#### Material supplied ####
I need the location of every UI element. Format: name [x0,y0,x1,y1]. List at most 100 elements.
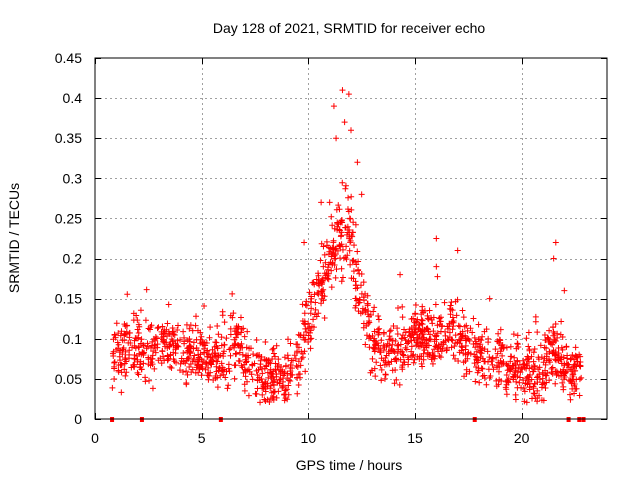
data-point [540,397,547,404]
data-point [461,323,468,330]
data-point [297,332,304,339]
data-point [226,346,233,353]
data-point [460,350,467,357]
data-point [339,246,346,253]
data-point [540,359,547,366]
data-point [530,349,537,356]
data-point [454,339,461,346]
data-point [500,359,507,366]
data-point [111,359,118,366]
data-point [152,334,159,341]
data-point [205,369,212,376]
data-point [449,337,456,344]
data-point [225,361,232,368]
data-point [140,360,147,367]
data-point [301,239,308,246]
data-point [514,332,521,339]
data-point [321,293,328,300]
data-point [418,320,425,327]
data-point [122,348,129,355]
data-point [411,319,418,326]
data-point [270,350,277,357]
data-point [367,369,374,376]
data-point [492,346,499,353]
data-point [249,361,256,368]
data-point [192,322,199,329]
data-point [231,344,238,351]
data-point [471,360,478,367]
data-point [420,356,427,363]
data-point [513,345,520,352]
data-point [455,322,462,329]
data-point [469,329,476,336]
data-point [111,358,118,365]
y-tick-label: 0.35 [55,130,82,146]
data-point [410,315,417,322]
data-point [289,357,296,364]
data-point [295,382,302,389]
data-point [478,365,485,372]
data-point [183,321,190,328]
data-point [458,343,465,350]
data-point [467,325,474,332]
data-point [170,356,177,363]
data-point [386,342,393,349]
data-point [260,381,267,388]
data-point [143,345,150,352]
data-point [111,331,118,338]
data-point [352,278,359,285]
data-point [230,310,237,317]
data-point [254,385,261,392]
data-point [473,356,480,363]
data-point [398,335,405,342]
data-point [114,339,121,346]
data-point [213,363,220,370]
data-point [517,369,524,376]
data-point [481,372,488,379]
data-point [516,379,523,386]
data-point [318,199,325,206]
data-point [299,350,306,357]
data-point [264,396,271,403]
data-point [356,270,363,277]
data-point [244,328,251,335]
data-point [255,353,262,360]
data-point [425,337,432,344]
data-point [503,391,510,398]
data-point [171,331,178,338]
data-point [546,327,553,334]
data-point [350,257,357,264]
data-point [214,384,221,391]
data-point [448,299,455,306]
data-point [486,295,493,302]
data-point [534,373,541,380]
data-point [360,279,367,286]
data-point [198,372,205,379]
data-point [177,336,184,343]
data-point [567,391,574,398]
data-point [374,340,381,347]
data-point [418,328,425,335]
data-point [535,366,542,373]
data-point [437,314,444,321]
data-point [510,331,517,338]
data-point [160,336,167,343]
data-point [494,350,501,357]
data-point [241,387,248,394]
data-point [563,344,570,351]
data-point [507,358,514,365]
data-point [254,377,261,384]
data-point [206,372,213,379]
data-point [346,247,353,254]
data-point [138,336,145,343]
data-point [338,278,345,285]
axis-ticks [95,58,607,420]
data-point [563,360,570,367]
data-point [315,280,322,287]
data-point [229,314,236,321]
data-point [131,337,138,344]
data-point [134,369,141,376]
data-point [450,319,457,326]
data-point [405,356,412,363]
data-point [530,368,537,375]
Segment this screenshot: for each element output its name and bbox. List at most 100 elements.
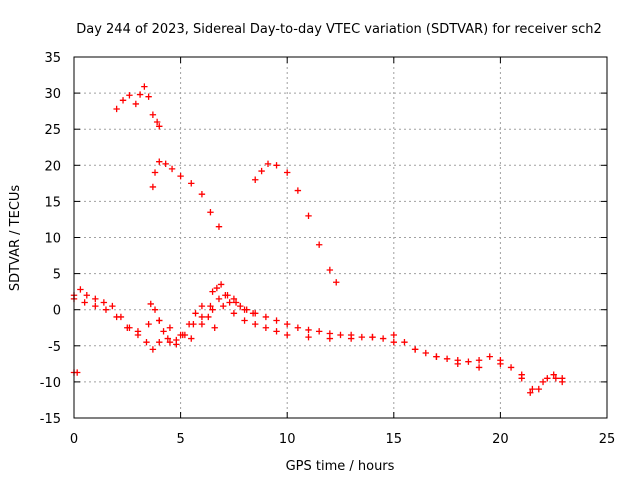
chart-title: Day 244 of 2023, Sidereal Day-to-day VTE… (76, 22, 602, 37)
data-point (284, 331, 291, 339)
data-point (284, 169, 291, 176)
data-point (209, 306, 216, 313)
data-point (347, 335, 355, 342)
data-point (160, 328, 167, 335)
y-tick-label: 35 (44, 51, 61, 66)
series-arc-1 (113, 83, 163, 130)
data-point (134, 328, 142, 335)
data-point (162, 160, 169, 168)
data-point (222, 292, 229, 299)
data-point (145, 320, 152, 328)
data-point (262, 313, 270, 321)
data-point (273, 317, 280, 324)
data-point (294, 187, 302, 194)
data-point (475, 364, 483, 371)
data-point (273, 162, 280, 169)
data-point (422, 349, 429, 357)
data-point (305, 333, 312, 341)
data-point (249, 310, 257, 317)
data-point (141, 83, 148, 90)
data-point (252, 320, 259, 328)
y-tick-label: 30 (44, 87, 61, 102)
series-arc-8 (70, 369, 81, 376)
data-point (83, 292, 90, 299)
data-point (198, 302, 206, 310)
data-point (369, 333, 376, 341)
data-point (497, 360, 504, 368)
data-point (550, 371, 557, 378)
data-point (552, 375, 560, 382)
x-axis-label: GPS time / hours (286, 459, 395, 474)
data-point (207, 209, 214, 216)
data-point (507, 364, 515, 371)
data-layer (70, 83, 566, 396)
data-point (211, 324, 218, 331)
ticks (73, 56, 608, 419)
data-point (149, 183, 157, 191)
data-point (151, 306, 159, 313)
data-point (147, 300, 154, 308)
data-point (151, 169, 159, 176)
data-point (454, 360, 461, 368)
data-point (535, 385, 542, 393)
y-tick-label: 5 (53, 268, 61, 283)
data-point (177, 172, 184, 180)
data-point (109, 302, 116, 310)
y-tick-label: 15 (44, 195, 61, 210)
data-point (230, 310, 238, 317)
data-point (465, 358, 472, 365)
data-point (113, 105, 120, 113)
y-tick-label: 25 (44, 123, 61, 138)
data-point (262, 324, 270, 331)
data-point (337, 331, 344, 339)
data-point (237, 302, 244, 310)
data-point (273, 328, 280, 335)
data-point (156, 338, 163, 346)
series-arc-4 (70, 286, 566, 396)
data-point (156, 123, 163, 130)
data-point (168, 165, 176, 173)
data-point (119, 97, 127, 104)
data-point (443, 355, 451, 362)
data-point (164, 335, 172, 342)
data-point (73, 369, 81, 376)
data-point (166, 338, 174, 346)
data-point (215, 223, 223, 230)
grid (74, 57, 607, 418)
data-point (132, 100, 140, 108)
x-tick-label: 5 (176, 432, 184, 447)
data-point (241, 317, 248, 324)
data-point (379, 335, 387, 342)
data-point (230, 295, 238, 303)
y-tick-label: -5 (48, 340, 61, 355)
x-tick-label: 0 (70, 432, 78, 447)
x-tick-label: 15 (386, 432, 403, 447)
data-point (294, 324, 302, 331)
y-tick-label: -15 (40, 412, 61, 427)
data-point (333, 279, 340, 286)
data-point (215, 295, 223, 303)
data-point (264, 160, 272, 168)
data-point (390, 338, 397, 346)
data-point (198, 190, 206, 198)
data-point (544, 375, 551, 382)
data-point (136, 91, 144, 98)
data-point (284, 320, 291, 328)
data-point (226, 299, 233, 306)
series-arc-6 (147, 300, 218, 348)
data-point (207, 302, 214, 310)
data-point (113, 313, 120, 321)
data-point (358, 333, 366, 341)
data-point (305, 212, 312, 220)
data-point (518, 375, 525, 382)
data-point (539, 378, 547, 386)
data-point (77, 286, 84, 293)
y-tick-label: 0 (53, 304, 61, 319)
data-point (198, 320, 206, 328)
data-point (188, 180, 195, 187)
data-point (213, 284, 221, 292)
data-point (188, 335, 195, 342)
data-point (486, 353, 493, 360)
data-point (126, 92, 133, 99)
data-point (390, 331, 397, 339)
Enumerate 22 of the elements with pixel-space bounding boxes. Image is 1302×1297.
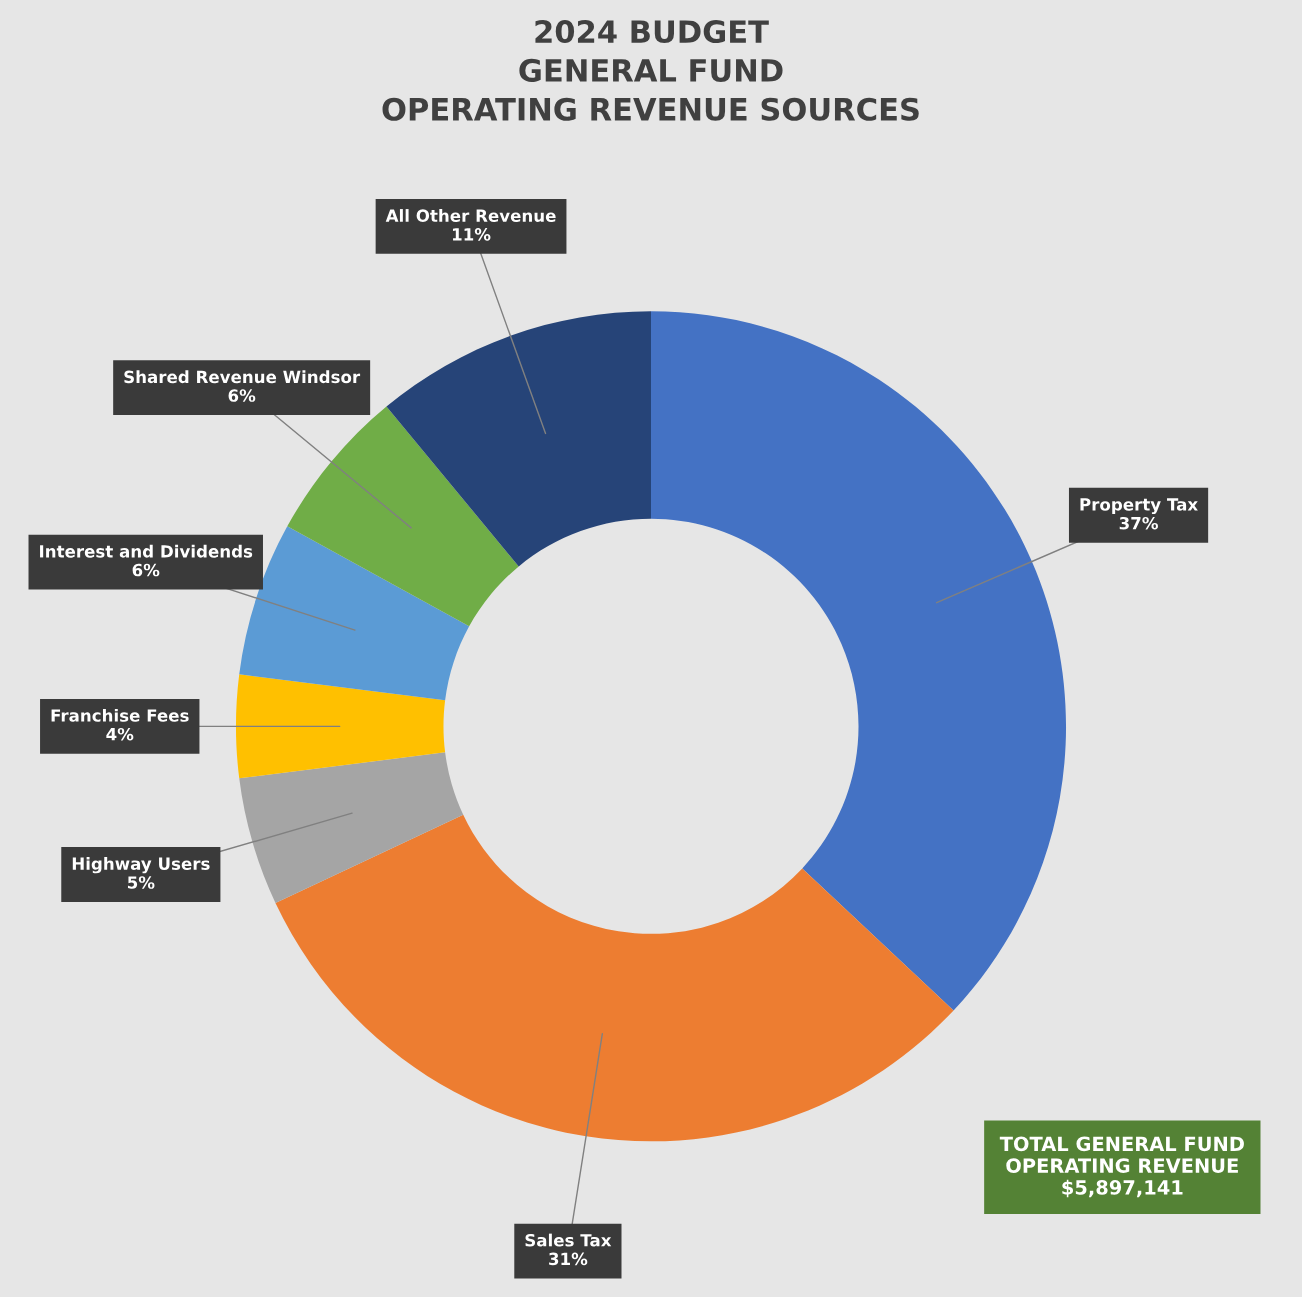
chart-title: 2024 BUDGET GENERAL FUND OPERATING REVENUE SOURCES <box>382 19 919 121</box>
data-label: 6% <box>228 389 256 402</box>
donut-slice <box>386 311 651 567</box>
slice-label: Franchise Fees <box>51 708 189 722</box>
donut-slice <box>239 752 464 904</box>
slice-label: Sales Tax <box>525 1233 612 1247</box>
slice-label: All Other Revenue <box>385 209 556 222</box>
data-label: 37% <box>1119 516 1158 530</box>
data-label: 11% <box>452 228 491 241</box>
data-label: 6% <box>132 563 160 577</box>
data-label: 31% <box>549 1252 588 1266</box>
data-label: 5% <box>127 876 155 889</box>
data-label: 4% <box>106 727 134 741</box>
donut-slice <box>275 814 954 1142</box>
slice-label: Interest and Dividends <box>40 544 253 558</box>
donut-slice <box>651 311 1066 1011</box>
slice-label: Property Tax <box>1080 498 1198 515</box>
slice-label: Highway Users <box>72 857 210 874</box>
slice-label: Shared Revenue Windsor <box>124 370 361 384</box>
donut-slice <box>287 406 519 627</box>
donut-slice <box>235 674 446 779</box>
text: TOTAL GENERAL FUND OPERATING REVENUE $5,897,141 <box>999 1136 1244 1198</box>
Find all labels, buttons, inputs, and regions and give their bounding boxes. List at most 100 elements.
####
→ **Job**
Starting at the line that contains "chart-title: Day 244" and stopping after the line that contains "data-point (262, 313, 270, 321)", reproduce those lines from the records with "y-tick-label" swapped for "y-axis-label" and everything else left unchanged.

→ **Result**
chart-title: Day 244 of 2023, Sidereal Day-to-day VTE… (76, 22, 602, 37)
data-point (284, 331, 291, 339)
data-point (284, 169, 291, 176)
data-point (209, 306, 216, 313)
data-point (347, 335, 355, 342)
data-point (160, 328, 167, 335)
y-axis-label: 35 (44, 51, 61, 66)
series-arc-1 (113, 83, 163, 130)
data-point (134, 328, 142, 335)
data-point (162, 160, 169, 168)
data-point (222, 292, 229, 299)
data-point (145, 320, 152, 328)
data-point (262, 313, 270, 321)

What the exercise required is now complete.